* Assignment *
Nothing but the pictures should go missing; return all the entries below exactly.

* Page layout parsing data *
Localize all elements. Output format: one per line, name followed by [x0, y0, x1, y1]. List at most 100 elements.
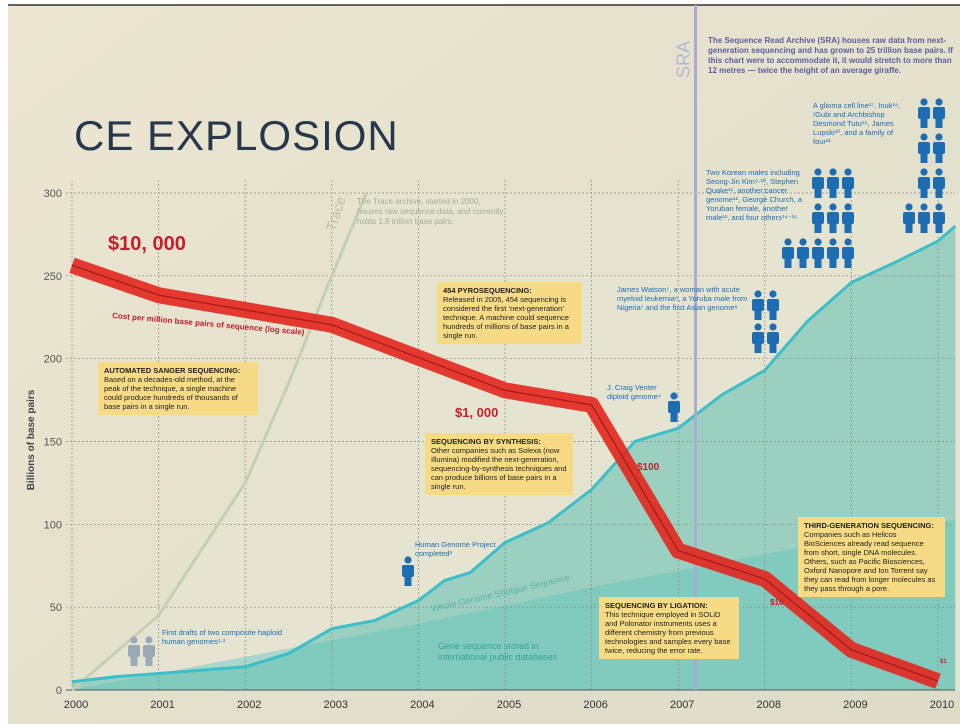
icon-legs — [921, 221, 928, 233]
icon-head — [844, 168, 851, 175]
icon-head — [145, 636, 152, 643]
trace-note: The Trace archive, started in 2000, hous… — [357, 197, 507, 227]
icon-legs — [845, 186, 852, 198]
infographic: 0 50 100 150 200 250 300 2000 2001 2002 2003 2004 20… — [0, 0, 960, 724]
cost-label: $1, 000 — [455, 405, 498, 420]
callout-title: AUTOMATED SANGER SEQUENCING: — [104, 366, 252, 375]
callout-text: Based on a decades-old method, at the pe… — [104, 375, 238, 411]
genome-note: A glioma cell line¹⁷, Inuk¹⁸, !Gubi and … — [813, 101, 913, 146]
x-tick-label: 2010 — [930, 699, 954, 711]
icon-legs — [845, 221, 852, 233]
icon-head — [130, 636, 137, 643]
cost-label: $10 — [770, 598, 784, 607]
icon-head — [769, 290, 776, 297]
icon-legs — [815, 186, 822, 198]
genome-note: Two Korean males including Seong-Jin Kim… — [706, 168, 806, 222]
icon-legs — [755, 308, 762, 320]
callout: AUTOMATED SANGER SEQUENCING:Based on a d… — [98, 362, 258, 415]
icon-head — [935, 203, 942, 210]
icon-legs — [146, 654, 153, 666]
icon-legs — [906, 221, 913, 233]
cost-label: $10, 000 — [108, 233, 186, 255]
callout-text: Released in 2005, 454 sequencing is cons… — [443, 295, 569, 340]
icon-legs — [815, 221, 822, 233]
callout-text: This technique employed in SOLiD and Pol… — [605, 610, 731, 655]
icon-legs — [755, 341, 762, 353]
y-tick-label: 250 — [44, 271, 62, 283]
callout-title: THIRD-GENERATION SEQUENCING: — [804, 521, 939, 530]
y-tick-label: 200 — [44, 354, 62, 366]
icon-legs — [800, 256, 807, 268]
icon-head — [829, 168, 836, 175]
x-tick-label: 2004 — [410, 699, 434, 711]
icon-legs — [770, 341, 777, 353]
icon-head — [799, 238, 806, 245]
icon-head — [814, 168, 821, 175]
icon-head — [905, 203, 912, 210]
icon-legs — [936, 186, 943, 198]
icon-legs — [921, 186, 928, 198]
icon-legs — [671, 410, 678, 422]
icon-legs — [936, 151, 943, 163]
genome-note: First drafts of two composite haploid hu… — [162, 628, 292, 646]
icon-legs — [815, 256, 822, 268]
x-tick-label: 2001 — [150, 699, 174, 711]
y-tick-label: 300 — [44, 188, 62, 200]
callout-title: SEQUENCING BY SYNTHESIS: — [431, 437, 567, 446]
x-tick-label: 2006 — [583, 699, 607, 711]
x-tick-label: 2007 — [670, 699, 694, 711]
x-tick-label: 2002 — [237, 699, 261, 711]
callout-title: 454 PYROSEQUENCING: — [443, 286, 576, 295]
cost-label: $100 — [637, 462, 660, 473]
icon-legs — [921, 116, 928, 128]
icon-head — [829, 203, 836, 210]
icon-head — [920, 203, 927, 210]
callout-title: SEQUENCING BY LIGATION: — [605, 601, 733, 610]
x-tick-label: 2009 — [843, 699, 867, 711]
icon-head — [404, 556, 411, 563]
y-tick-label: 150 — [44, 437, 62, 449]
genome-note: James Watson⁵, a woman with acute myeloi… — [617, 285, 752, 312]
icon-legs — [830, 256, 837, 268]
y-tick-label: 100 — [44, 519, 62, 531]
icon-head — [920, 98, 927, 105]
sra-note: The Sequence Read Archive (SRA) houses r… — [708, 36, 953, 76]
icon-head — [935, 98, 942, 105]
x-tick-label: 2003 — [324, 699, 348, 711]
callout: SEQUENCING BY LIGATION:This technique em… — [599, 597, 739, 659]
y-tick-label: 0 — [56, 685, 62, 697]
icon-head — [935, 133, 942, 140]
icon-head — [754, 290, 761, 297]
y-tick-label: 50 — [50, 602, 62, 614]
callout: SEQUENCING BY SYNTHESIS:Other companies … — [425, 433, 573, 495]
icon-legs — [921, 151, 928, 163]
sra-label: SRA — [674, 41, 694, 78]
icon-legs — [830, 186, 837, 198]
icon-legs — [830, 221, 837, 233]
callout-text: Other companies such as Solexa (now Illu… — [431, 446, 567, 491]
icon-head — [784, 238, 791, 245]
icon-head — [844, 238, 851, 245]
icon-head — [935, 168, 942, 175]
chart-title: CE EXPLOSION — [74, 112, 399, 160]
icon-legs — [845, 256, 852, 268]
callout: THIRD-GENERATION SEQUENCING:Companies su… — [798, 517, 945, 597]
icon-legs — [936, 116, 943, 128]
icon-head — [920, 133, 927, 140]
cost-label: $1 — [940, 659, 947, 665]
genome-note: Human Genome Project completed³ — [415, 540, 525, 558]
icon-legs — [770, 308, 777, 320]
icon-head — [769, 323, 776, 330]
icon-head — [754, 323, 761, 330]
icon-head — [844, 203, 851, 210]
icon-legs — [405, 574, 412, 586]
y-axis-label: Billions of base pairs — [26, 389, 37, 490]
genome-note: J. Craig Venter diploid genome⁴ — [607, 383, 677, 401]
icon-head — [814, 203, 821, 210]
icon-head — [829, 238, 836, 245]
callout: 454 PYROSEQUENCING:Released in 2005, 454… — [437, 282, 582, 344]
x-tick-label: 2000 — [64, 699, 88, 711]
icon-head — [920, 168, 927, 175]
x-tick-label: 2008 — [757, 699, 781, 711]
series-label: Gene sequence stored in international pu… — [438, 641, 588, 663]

* Written response *
Localize all elements. Output format: one per line, name followed by [x0, y0, x1, y1]. List at most 100 elements.
icon-legs — [921, 221, 928, 233]
icon-head — [844, 168, 851, 175]
icon-head — [145, 636, 152, 643]
trace-note: The Trace archive, started in 2000, hous… — [357, 197, 507, 227]
icon-legs — [845, 186, 852, 198]
infographic: 0 50 100 150 200 250 300 2000 2001 2002 2003 2004 20… — [0, 0, 960, 724]
cost-label: $1, 000 — [455, 405, 498, 420]
callout-title: AUTOMATED SANGER SEQUENCING: — [104, 366, 252, 375]
callout-text: Based on a decades-old method, at the pe… — [104, 375, 238, 411]
genome-note: A glioma cell line¹⁷, Inuk¹⁸, !Gubi and … — [813, 101, 913, 146]
x-tick-label: 2010 — [930, 699, 954, 711]
icon-legs — [845, 221, 852, 233]
icon-head — [130, 636, 137, 643]
cost-label: $10 — [770, 598, 784, 607]
icon-head — [769, 290, 776, 297]
icon-legs — [815, 186, 822, 198]
genome-note: Two Korean males including Seong-Jin Kim… — [706, 168, 806, 222]
icon-legs — [755, 308, 762, 320]
callout: AUTOMATED SANGER SEQUENCING:Based on a d… — [98, 362, 258, 415]
icon-head — [935, 203, 942, 210]
icon-legs — [146, 654, 153, 666]
icon-legs — [906, 221, 913, 233]
cost-label: $10, 000 — [108, 233, 186, 255]
callout-text: Released in 2005, 454 sequencing is cons… — [443, 295, 569, 340]
icon-legs — [815, 221, 822, 233]
callout-text: This technique employed in SOLiD and Pol… — [605, 610, 731, 655]
icon-legs — [755, 341, 762, 353]
y-tick-label: 250 — [44, 271, 62, 283]
callout-title: THIRD-GENERATION SEQUENCING: — [804, 521, 939, 530]
y-tick-label: 200 — [44, 354, 62, 366]
icon-legs — [800, 256, 807, 268]
icon-head — [829, 168, 836, 175]
x-tick-label: 2004 — [410, 699, 434, 711]
icon-legs — [770, 341, 777, 353]
icon-head — [799, 238, 806, 245]
icon-head — [814, 168, 821, 175]
icon-head — [905, 203, 912, 210]
icon-legs — [936, 186, 943, 198]
icon-legs — [921, 186, 928, 198]
icon-legs — [671, 410, 678, 422]
icon-legs — [936, 151, 943, 163]
genome-note: First drafts of two composite haploid hu… — [162, 628, 292, 646]
icon-legs — [815, 256, 822, 268]
x-tick-label: 2001 — [150, 699, 174, 711]
y-tick-label: 300 — [44, 188, 62, 200]
callout-title: SEQUENCING BY SYNTHESIS: — [431, 437, 567, 446]
x-tick-label: 2006 — [583, 699, 607, 711]
x-tick-label: 2007 — [670, 699, 694, 711]
x-tick-label: 2002 — [237, 699, 261, 711]
callout-title: 454 PYROSEQUENCING: — [443, 286, 576, 295]
cost-label: $100 — [637, 462, 660, 473]
icon-legs — [921, 116, 928, 128]
icon-head — [829, 203, 836, 210]
icon-head — [920, 203, 927, 210]
callout-title: SEQUENCING BY LIGATION: — [605, 601, 733, 610]
x-tick-label: 2009 — [843, 699, 867, 711]
icon-head — [404, 556, 411, 563]
y-tick-label: 150 — [44, 437, 62, 449]
genome-note: James Watson⁵, a woman with acute myeloi… — [617, 285, 752, 312]
icon-legs — [830, 256, 837, 268]
y-tick-label: 100 — [44, 519, 62, 531]
icon-head — [920, 98, 927, 105]
sra-note: The Sequence Read Archive (SRA) houses r… — [708, 36, 953, 76]
icon-head — [935, 98, 942, 105]
x-tick-label: 2003 — [324, 699, 348, 711]
callout: SEQUENCING BY LIGATION:This technique em… — [599, 597, 739, 659]
y-tick-label: 0 — [56, 685, 62, 697]
icon-head — [935, 133, 942, 140]
icon-head — [754, 290, 761, 297]
y-tick-label: 50 — [50, 602, 62, 614]
callout: SEQUENCING BY SYNTHESIS:Other companies … — [425, 433, 573, 495]
icon-legs — [921, 151, 928, 163]
sra-label: SRA — [674, 41, 694, 78]
icon-legs — [830, 186, 837, 198]
icon-legs — [830, 221, 837, 233]
callout-text: Other companies such as Solexa (now Illu… — [431, 446, 567, 491]
icon-head — [784, 238, 791, 245]
icon-head — [844, 238, 851, 245]
icon-head — [935, 168, 942, 175]
chart-title: CE EXPLOSION — [74, 112, 399, 160]
icon-legs — [845, 256, 852, 268]
callout: THIRD-GENERATION SEQUENCING:Companies su… — [798, 517, 945, 597]
icon-legs — [936, 116, 943, 128]
icon-head — [920, 133, 927, 140]
cost-label: $1 — [940, 659, 947, 665]
genome-note: Human Genome Project completed³ — [415, 540, 525, 558]
icon-legs — [770, 308, 777, 320]
icon-head — [769, 323, 776, 330]
icon-head — [754, 323, 761, 330]
icon-head — [844, 203, 851, 210]
icon-legs — [405, 574, 412, 586]
y-axis-label: Billions of base pairs — [26, 389, 37, 490]
genome-note: J. Craig Venter diploid genome⁴ — [607, 383, 677, 401]
icon-head — [814, 203, 821, 210]
icon-head — [829, 238, 836, 245]
callout: 454 PYROSEQUENCING:Released in 2005, 454… — [437, 282, 582, 344]
x-tick-label: 2000 — [64, 699, 88, 711]
icon-head — [920, 168, 927, 175]
x-tick-label: 2008 — [757, 699, 781, 711]
series-label: Gene sequence stored in international pu… — [438, 641, 588, 663]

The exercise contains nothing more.